*Challenge:* Produce a word-for-word copy of the listing below without its pictures.
===== Information shown
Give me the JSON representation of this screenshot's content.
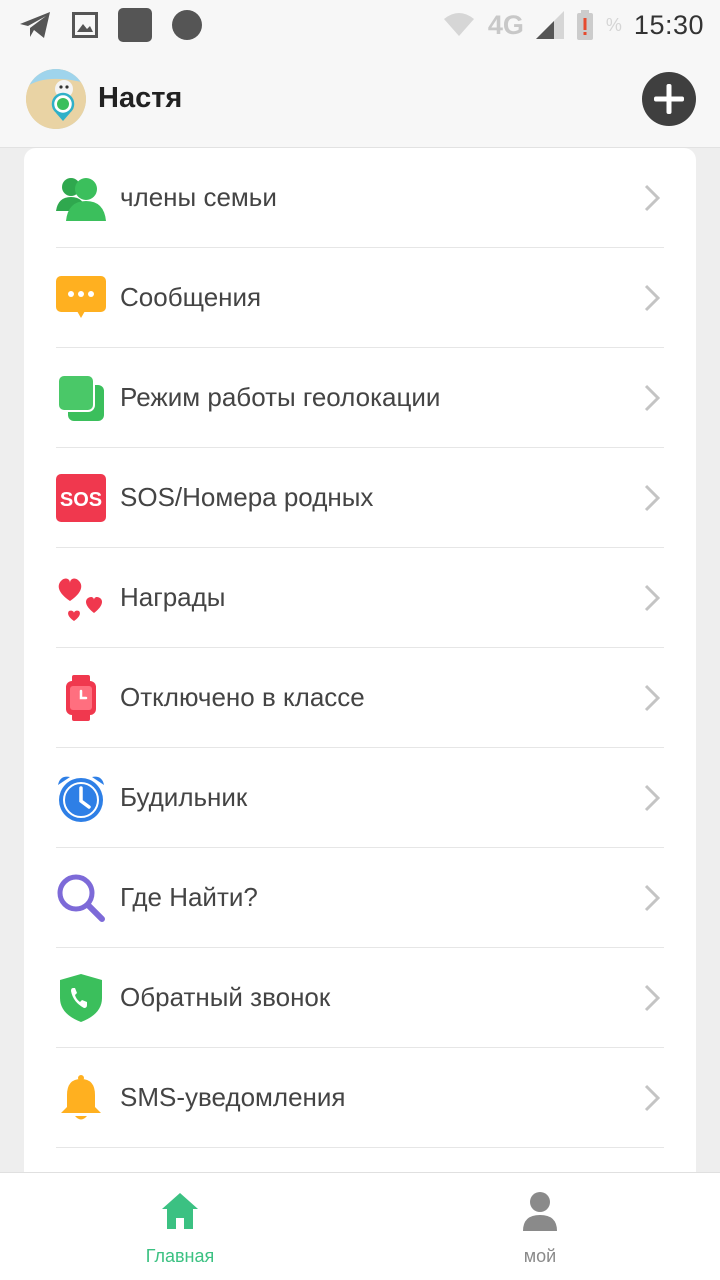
{
  "status_bar": {
    "time": "15:30",
    "network": "4G",
    "battery_percent_label": "%",
    "icons": [
      "telegram-icon",
      "gallery-icon",
      "app-square-icon",
      "circle-icon",
      "wifi-icon",
      "signal-icon",
      "battery-alert-icon"
    ]
  },
  "header": {
    "title": "Настя",
    "add_icon": "plus-circle-icon"
  },
  "menu": {
    "items": [
      {
        "label": "члены семьи",
        "icon": "family-members-icon",
        "color": "#3bbf5c"
      },
      {
        "label": "Сообщения",
        "icon": "chat-bubble-icon",
        "color": "#ffb020"
      },
      {
        "label": "Режим работы геолокации",
        "icon": "location-mode-icon",
        "color": "#3bbf5c"
      },
      {
        "label": "SOS/Номера родных",
        "icon": "sos-icon",
        "color": "#f0384e"
      },
      {
        "label": "Награды",
        "icon": "hearts-icon",
        "color": "#f0384e"
      },
      {
        "label": "Отключено в классе",
        "icon": "watch-icon",
        "color": "#f0384e"
      },
      {
        "label": "Будильник",
        "icon": "alarm-clock-icon",
        "color": "#2e7fe6"
      },
      {
        "label": "Где Найти?",
        "icon": "search-icon",
        "color": "#7d6ad8"
      },
      {
        "label": "Обратный звонок",
        "icon": "phone-shield-icon",
        "color": "#3bbf5c"
      },
      {
        "label": "SMS-уведомления",
        "icon": "bell-icon",
        "color": "#ffb020"
      }
    ],
    "sos_text": "SOS"
  },
  "bottom_nav": {
    "tabs": [
      {
        "label": "Главная",
        "icon": "home-icon",
        "active": true,
        "color": "#3bc182"
      },
      {
        "label": "мой",
        "icon": "profile-icon",
        "active": false,
        "color": "#8a8a8a"
      }
    ]
  }
}
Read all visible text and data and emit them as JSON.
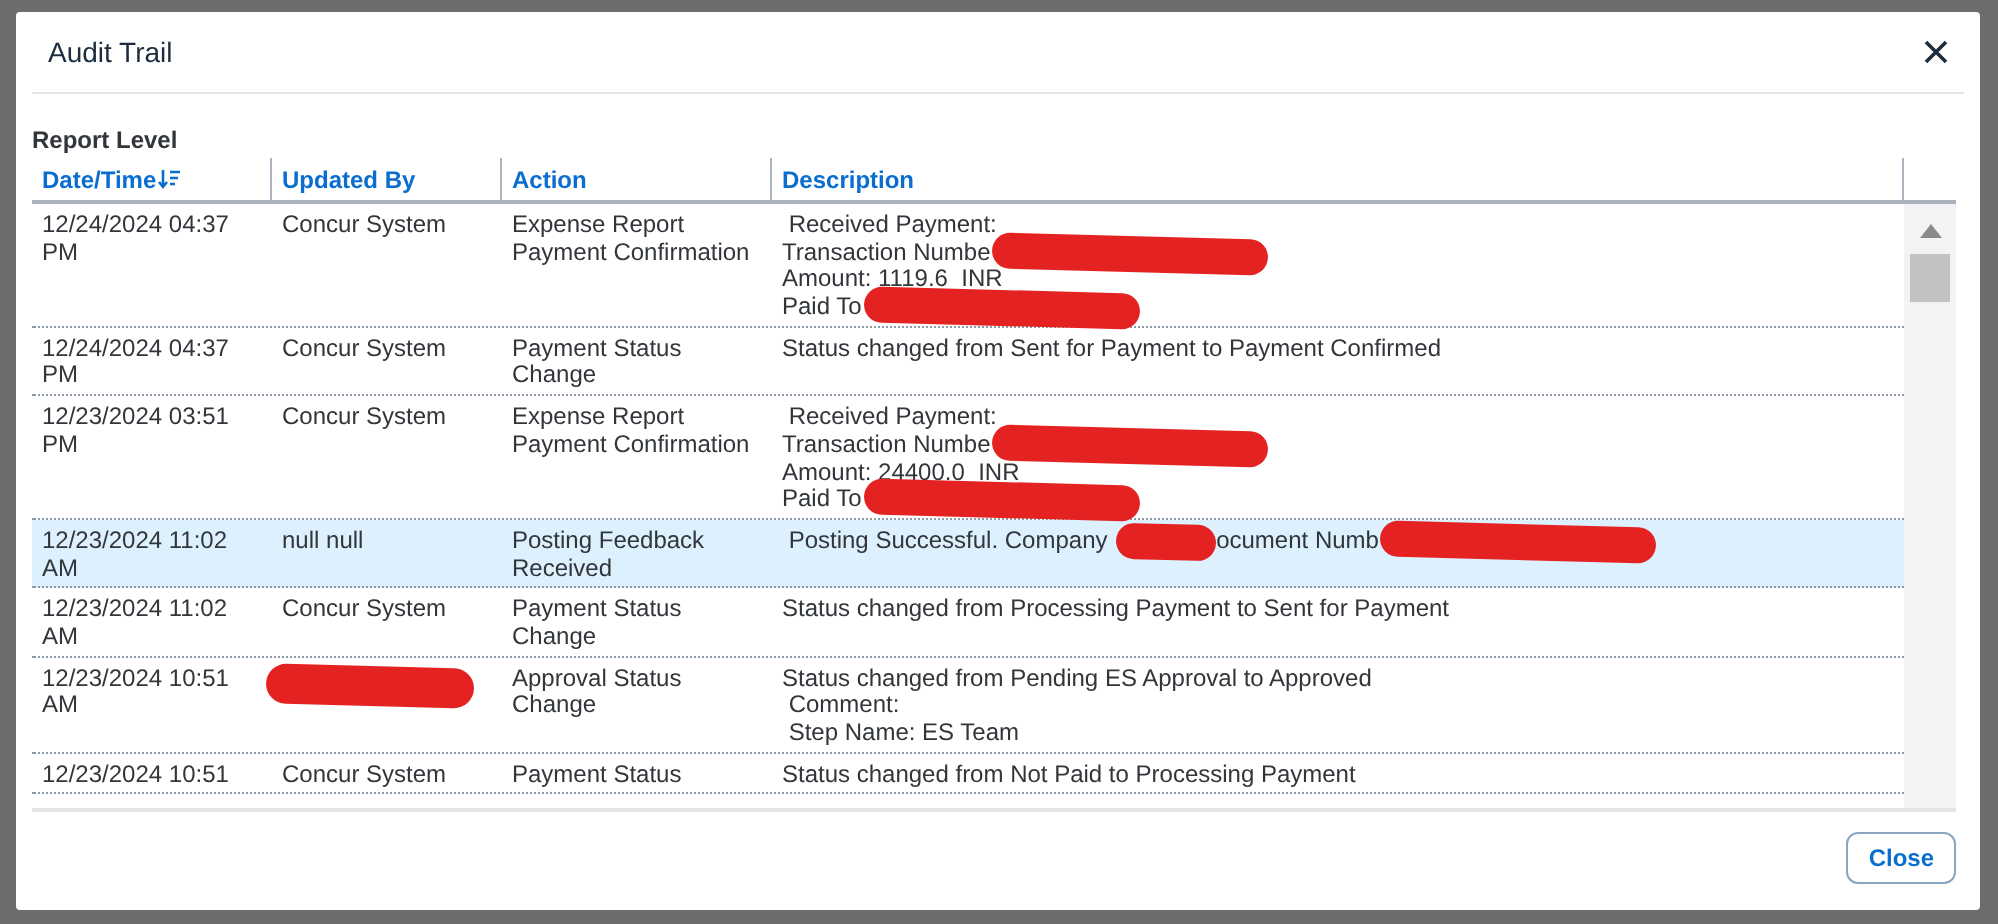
{
  "dialog": {
    "title": "Audit Trail",
    "section_title": "Report Level",
    "columns": [
      {
        "label": "Date/Time",
        "sorted": true
      },
      {
        "label": "Updated By",
        "sorted": false
      },
      {
        "label": "Action",
        "sorted": false
      },
      {
        "label": "Description",
        "sorted": false
      }
    ],
    "rows": [
      {
        "selected": false,
        "date": [
          "12/24/2024 04:37",
          "PM"
        ],
        "updated_by": [
          {
            "kind": "text",
            "text": "Concur System"
          }
        ],
        "action": [
          "Expense Report",
          "Payment Confirmation"
        ],
        "description": [
          [
            {
              "kind": "text",
              "text": " Received Payment:"
            }
          ],
          [
            {
              "kind": "text",
              "text": "Transaction Numbe"
            },
            {
              "kind": "redaction"
            }
          ],
          [
            {
              "kind": "text",
              "text": "Amount: 1119.6  INR"
            }
          ],
          [
            {
              "kind": "text",
              "text": "Paid To"
            },
            {
              "kind": "redaction"
            }
          ]
        ]
      },
      {
        "selected": false,
        "date": [
          "12/24/2024 04:37",
          "PM"
        ],
        "updated_by": [
          {
            "kind": "text",
            "text": "Concur System"
          }
        ],
        "action": [
          "Payment Status",
          "Change"
        ],
        "description": [
          [
            {
              "kind": "text",
              "text": "Status changed from Sent for Payment to Payment Confirmed"
            }
          ]
        ]
      },
      {
        "selected": false,
        "date": [
          "12/23/2024 03:51",
          "PM"
        ],
        "updated_by": [
          {
            "kind": "text",
            "text": "Concur System"
          }
        ],
        "action": [
          "Expense Report",
          "Payment Confirmation"
        ],
        "description": [
          [
            {
              "kind": "text",
              "text": " Received Payment:"
            }
          ],
          [
            {
              "kind": "text",
              "text": "Transaction Numbe"
            },
            {
              "kind": "redaction"
            }
          ],
          [
            {
              "kind": "text",
              "text": "Amount: 24400.0  INR"
            }
          ],
          [
            {
              "kind": "text",
              "text": "Paid To"
            },
            {
              "kind": "redaction"
            }
          ]
        ]
      },
      {
        "selected": true,
        "date": [
          "12/23/2024 11:02",
          "AM"
        ],
        "updated_by": [
          {
            "kind": "text",
            "text": "null null"
          }
        ],
        "action": [
          "Posting Feedback",
          "Received"
        ],
        "description": [
          [
            {
              "kind": "text",
              "text": " Posting Successful. Company "
            },
            {
              "kind": "redaction"
            },
            {
              "kind": "text",
              "text": "ocument Numb"
            },
            {
              "kind": "redaction"
            }
          ]
        ]
      },
      {
        "selected": false,
        "date": [
          "12/23/2024 11:02",
          "AM"
        ],
        "updated_by": [
          {
            "kind": "text",
            "text": "Concur System"
          }
        ],
        "action": [
          "Payment Status",
          "Change"
        ],
        "description": [
          [
            {
              "kind": "text",
              "text": "Status changed from Processing Payment to Sent for Payment"
            }
          ]
        ]
      },
      {
        "selected": false,
        "date": [
          "12/23/2024 10:51",
          "AM"
        ],
        "updated_by": [
          {
            "kind": "redaction"
          }
        ],
        "action": [
          "Approval Status",
          "Change"
        ],
        "description": [
          [
            {
              "kind": "text",
              "text": "Status changed from Pending ES Approval to Approved"
            }
          ],
          [
            {
              "kind": "text",
              "text": " Comment:"
            }
          ],
          [
            {
              "kind": "text",
              "text": " Step Name: ES Team"
            }
          ]
        ]
      },
      {
        "selected": false,
        "date": [
          "12/23/2024 10:51"
        ],
        "updated_by": [
          {
            "kind": "text",
            "text": "Concur System"
          }
        ],
        "action": [
          "Payment Status"
        ],
        "description": [
          [
            {
              "kind": "text",
              "text": "Status changed from Not Paid to Processing Payment"
            }
          ]
        ]
      }
    ],
    "buttons": [
      {
        "label": "Close"
      }
    ]
  }
}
==========
*Result for this exercise:*
Give me the JSON representation of this screenshot's content.
{
  "status_bar": {
    "time": "15:30",
    "network": "4G",
    "battery_percent_label": "%",
    "icons": [
      "telegram-icon",
      "gallery-icon",
      "app-square-icon",
      "circle-icon",
      "wifi-icon",
      "signal-icon",
      "battery-alert-icon"
    ]
  },
  "header": {
    "title": "Настя",
    "add_icon": "plus-circle-icon"
  },
  "menu": {
    "items": [
      {
        "label": "члены семьи",
        "icon": "family-members-icon",
        "color": "#3bbf5c"
      },
      {
        "label": "Сообщения",
        "icon": "chat-bubble-icon",
        "color": "#ffb020"
      },
      {
        "label": "Режим работы геолокации",
        "icon": "location-mode-icon",
        "color": "#3bbf5c"
      },
      {
        "label": "SOS/Номера родных",
        "icon": "sos-icon",
        "color": "#f0384e"
      },
      {
        "label": "Награды",
        "icon": "hearts-icon",
        "color": "#f0384e"
      },
      {
        "label": "Отключено в классе",
        "icon": "watch-icon",
        "color": "#f0384e"
      },
      {
        "label": "Будильник",
        "icon": "alarm-clock-icon",
        "color": "#2e7fe6"
      },
      {
        "label": "Где Найти?",
        "icon": "search-icon",
        "color": "#7d6ad8"
      },
      {
        "label": "Обратный звонок",
        "icon": "phone-shield-icon",
        "color": "#3bbf5c"
      },
      {
        "label": "SMS-уведомления",
        "icon": "bell-icon",
        "color": "#ffb020"
      }
    ],
    "sos_text": "SOS"
  },
  "bottom_nav": {
    "tabs": [
      {
        "label": "Главная",
        "icon": "home-icon",
        "active": true,
        "color": "#3bc182"
      },
      {
        "label": "мой",
        "icon": "profile-icon",
        "active": false,
        "color": "#8a8a8a"
      }
    ]
  }
}
Read all visible text and data and emit them as JSON.
{
  "dialog": {
    "title": "Audit Trail",
    "section_title": "Report Level",
    "columns": [
      {
        "label": "Date/Time",
        "sorted": true
      },
      {
        "label": "Updated By",
        "sorted": false
      },
      {
        "label": "Action",
        "sorted": false
      },
      {
        "label": "Description",
        "sorted": false
      }
    ],
    "rows": [
      {
        "selected": false,
        "date": [
          "12/24/2024 04:37",
          "PM"
        ],
        "updated_by": [
          {
            "kind": "text",
            "text": "Concur System"
          }
        ],
        "action": [
          "Expense Report",
          "Payment Confirmation"
        ],
        "description": [
          [
            {
              "kind": "text",
              "text": " Received Payment:"
            }
          ],
          [
            {
              "kind": "text",
              "text": "Transaction Numbe"
            },
            {
              "kind": "redaction"
            }
          ],
          [
            {
              "kind": "text",
              "text": "Amount: 1119.6  INR"
            }
          ],
          [
            {
              "kind": "text",
              "text": "Paid To"
            },
            {
              "kind": "redaction"
            }
          ]
        ]
      },
      {
        "selected": false,
        "date": [
          "12/24/2024 04:37",
          "PM"
        ],
        "updated_by": [
          {
            "kind": "text",
            "text": "Concur System"
          }
        ],
        "action": [
          "Payment Status",
          "Change"
        ],
        "description": [
          [
            {
              "kind": "text",
              "text": "Status changed from Sent for Payment to Payment Confirmed"
            }
          ]
        ]
      },
      {
        "selected": false,
        "date": [
          "12/23/2024 03:51",
          "PM"
        ],
        "updated_by": [
          {
            "kind": "text",
            "text": "Concur System"
          }
        ],
        "action": [
          "Expense Report",
          "Payment Confirmation"
        ],
        "description": [
          [
            {
              "kind": "text",
              "text": " Received Payment:"
            }
          ],
          [
            {
              "kind": "text",
              "text": "Transaction Numbe"
            },
            {
              "kind": "redaction"
            }
          ],
          [
            {
              "kind": "text",
              "text": "Amount: 24400.0  INR"
            }
          ],
          [
            {
              "kind": "text",
              "text": "Paid To"
            },
            {
              "kind": "redaction"
            }
          ]
        ]
      },
      {
        "selected": true,
        "date": [
          "12/23/2024 11:02",
          "AM"
        ],
        "updated_by": [
          {
            "kind": "text",
            "text": "null null"
          }
        ],
        "action": [
          "Posting Feedback",
          "Received"
        ],
        "description": [
          [
            {
              "kind": "text",
              "text": " Posting Successful. Company "
            },
            {
              "kind": "redaction"
            },
            {
              "kind": "text",
              "text": "ocument Numb"
            },
            {
              "kind": "redaction"
            }
          ]
        ]
      },
      {
        "selected": false,
        "date": [
          "12/23/2024 11:02",
          "AM"
        ],
        "updated_by": [
          {
            "kind": "text",
            "text": "Concur System"
          }
        ],
        "action": [
          "Payment Status",
          "Change"
        ],
        "description": [
          [
            {
              "kind": "text",
              "text": "Status changed from Processing Payment to Sent for Payment"
            }
          ]
        ]
      },
      {
        "selected": false,
        "date": [
          "12/23/2024 10:51",
          "AM"
        ],
        "updated_by": [
          {
            "kind": "redaction"
          }
        ],
        "action": [
          "Approval Status",
          "Change"
        ],
        "description": [
          [
            {
              "kind": "text",
              "text": "Status changed from Pending ES Approval to Approved"
            }
          ],
          [
            {
              "kind": "text",
              "text": " Comment:"
            }
          ],
          [
            {
              "kind": "text",
              "text": " Step Name: ES Team"
            }
          ]
        ]
      },
      {
        "selected": false,
        "date": [
          "12/23/2024 10:51"
        ],
        "updated_by": [
          {
            "kind": "text",
            "text": "Concur System"
          }
        ],
        "action": [
          "Payment Status"
        ],
        "description": [
          [
            {
              "kind": "text",
              "text": "Status changed from Not Paid to Processing Payment"
            }
          ]
        ]
      }
    ],
    "buttons": [
      {
        "label": "Close"
      }
    ]
  }
}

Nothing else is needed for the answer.